**TASK INSTRUCTIONS**. Every line must be returned precisely as it is written.

--- begin RECORDED DATA ---

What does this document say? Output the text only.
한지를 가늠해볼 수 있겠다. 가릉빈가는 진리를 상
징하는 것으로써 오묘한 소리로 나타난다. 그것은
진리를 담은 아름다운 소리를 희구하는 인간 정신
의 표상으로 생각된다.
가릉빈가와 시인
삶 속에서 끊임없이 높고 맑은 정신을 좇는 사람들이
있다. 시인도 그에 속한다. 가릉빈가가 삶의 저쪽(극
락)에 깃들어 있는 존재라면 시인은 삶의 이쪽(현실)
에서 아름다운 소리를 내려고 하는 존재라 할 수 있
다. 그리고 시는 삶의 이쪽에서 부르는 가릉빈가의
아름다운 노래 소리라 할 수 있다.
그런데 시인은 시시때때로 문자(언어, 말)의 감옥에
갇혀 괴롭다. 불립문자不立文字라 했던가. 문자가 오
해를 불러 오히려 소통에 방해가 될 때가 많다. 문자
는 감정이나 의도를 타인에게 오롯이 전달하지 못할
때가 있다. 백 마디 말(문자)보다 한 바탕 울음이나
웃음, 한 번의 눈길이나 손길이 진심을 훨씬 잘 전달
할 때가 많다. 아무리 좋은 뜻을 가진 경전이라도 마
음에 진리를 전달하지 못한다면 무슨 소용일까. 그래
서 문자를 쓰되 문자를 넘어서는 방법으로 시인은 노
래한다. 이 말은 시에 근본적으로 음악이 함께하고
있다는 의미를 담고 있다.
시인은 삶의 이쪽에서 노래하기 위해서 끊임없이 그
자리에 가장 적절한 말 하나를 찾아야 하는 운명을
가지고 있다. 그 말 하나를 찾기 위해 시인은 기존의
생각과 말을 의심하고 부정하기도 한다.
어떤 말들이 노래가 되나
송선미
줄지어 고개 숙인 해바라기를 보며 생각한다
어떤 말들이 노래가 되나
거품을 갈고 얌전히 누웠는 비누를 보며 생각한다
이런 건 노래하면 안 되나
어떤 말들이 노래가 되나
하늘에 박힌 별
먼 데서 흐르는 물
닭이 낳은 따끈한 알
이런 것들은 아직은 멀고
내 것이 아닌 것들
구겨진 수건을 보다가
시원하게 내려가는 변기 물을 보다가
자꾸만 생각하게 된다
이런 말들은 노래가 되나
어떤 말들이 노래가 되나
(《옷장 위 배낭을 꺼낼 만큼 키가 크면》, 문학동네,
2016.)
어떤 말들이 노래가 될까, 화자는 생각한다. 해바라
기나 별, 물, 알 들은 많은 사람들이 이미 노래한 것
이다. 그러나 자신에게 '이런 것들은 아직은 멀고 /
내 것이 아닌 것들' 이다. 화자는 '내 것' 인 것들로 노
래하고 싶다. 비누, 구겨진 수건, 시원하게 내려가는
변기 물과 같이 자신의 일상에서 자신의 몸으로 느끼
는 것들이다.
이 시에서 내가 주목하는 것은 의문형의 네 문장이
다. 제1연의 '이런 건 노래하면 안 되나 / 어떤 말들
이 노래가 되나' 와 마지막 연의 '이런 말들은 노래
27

--- end RECORDED DATA ---

**RESULT OF THIS TASK**.
What does this document say? Output the text only.
한지를 가늠해볼 수 있겠다. 가릉빈가는 진리를 상
징하는 것으로써 오묘한 소리로 나타난다. 그것은
진리를 담은 아름다운 소리를 희구하는 인간 정신
의 표상으로 생각된다.
가릉빈가와 시인
삶 속에서 끊임없이 높고 맑은 정신을 좇는 사람들이
있다. 시인도 그에 속한다. 가릉빈가가 삶의 저쪽(극
락)에 깃들어 있는 존재라면 시인은 삶의 이쪽(현실)
에서 아름다운 소리를 내려고 하는 존재라 할 수 있
다. 그리고 시는 삶의 이쪽에서 부르는 가릉빈가의
아름다운 노래 소리라 할 수 있다.
그런데 시인은 시시때때로 문자(언어, 말)의 감옥에
갇혀 괴롭다. 불립문자不立文字라 했던가. 문자가 오
해를 불러 오히려 소통에 방해가 될 때가 많다. 문자
는 감정이나 의도를 타인에게 오롯이 전달하지 못할
때가 있다. 백 마디 말(문자)보다 한 바탕 울음이나
웃음, 한 번의 눈길이나 손길이 진심을 훨씬 잘 전달
할 때가 많다. 아무리 좋은 뜻을 가진 경전이라도 마
음에 진리를 전달하지 못한다면 무슨 소용일까. 그래
서 문자를 쓰되 문자를 넘어서는 방법으로 시인은 노
래한다. 이 말은 시에 근본적으로 음악이 함께하고
있다는 의미를 담고 있다.
시인은 삶의 이쪽에서 노래하기 위해서 끊임없이 그
자리에 가장 적절한 말 하나를 찾아야 하는 운명을
가지고 있다. 그 말 하나를 찾기 위해 시인은 기존의
생각과 말을 의심하고 부정하기도 한다.
어떤 말들이 노래가 되나
송선미
줄지어 고개 숙인 해바라기를 보며 생각한다
어떤 말들이 노래가 되나
거품을 갈고 얌전히 누웠는 비누를 보며 생각한다
이런 건 노래하면 안 되나
어떤 말들이 노래가 되나
하늘에 박힌 별
먼 데서 흐르는 물
닭이 낳은 따끈한 알
이런 것들은 아직은 멀고
내 것이 아닌 것들
구겨진 수건을 보다가
시원하게 내려가는 변기 물을 보다가
자꾸만 생각하게 된다
이런 말들은 노래가 되나
어떤 말들이 노래가 되나
(《옷장 위 배낭을 꺼낼 만큼 키가 크면》, 문학동네,
2016.)
어떤 말들이 노래가 될까, 화자는 생각한다. 해바라
기나 별, 물, 알 들은 많은 사람들이 이미 노래한 것
이다. 그러나 자신에게 '이런 것들은 아직은 멀고 /
내 것이 아닌 것들' 이다. 화자는 '내 것' 인 것들로 노
래하고 싶다. 비누, 구겨진 수건, 시원하게 내려가는
변기 물과 같이 자신의 일상에서 자신의 몸으로 느끼
는 것들이다.
이 시에서 내가 주목하는 것은 의문형의 네 문장이
다. 제1연의 '이런 건 노래하면 안 되나 / 어떤 말들
이 노래가 되나' 와 마지막 연의 '이런 말들은 노래
27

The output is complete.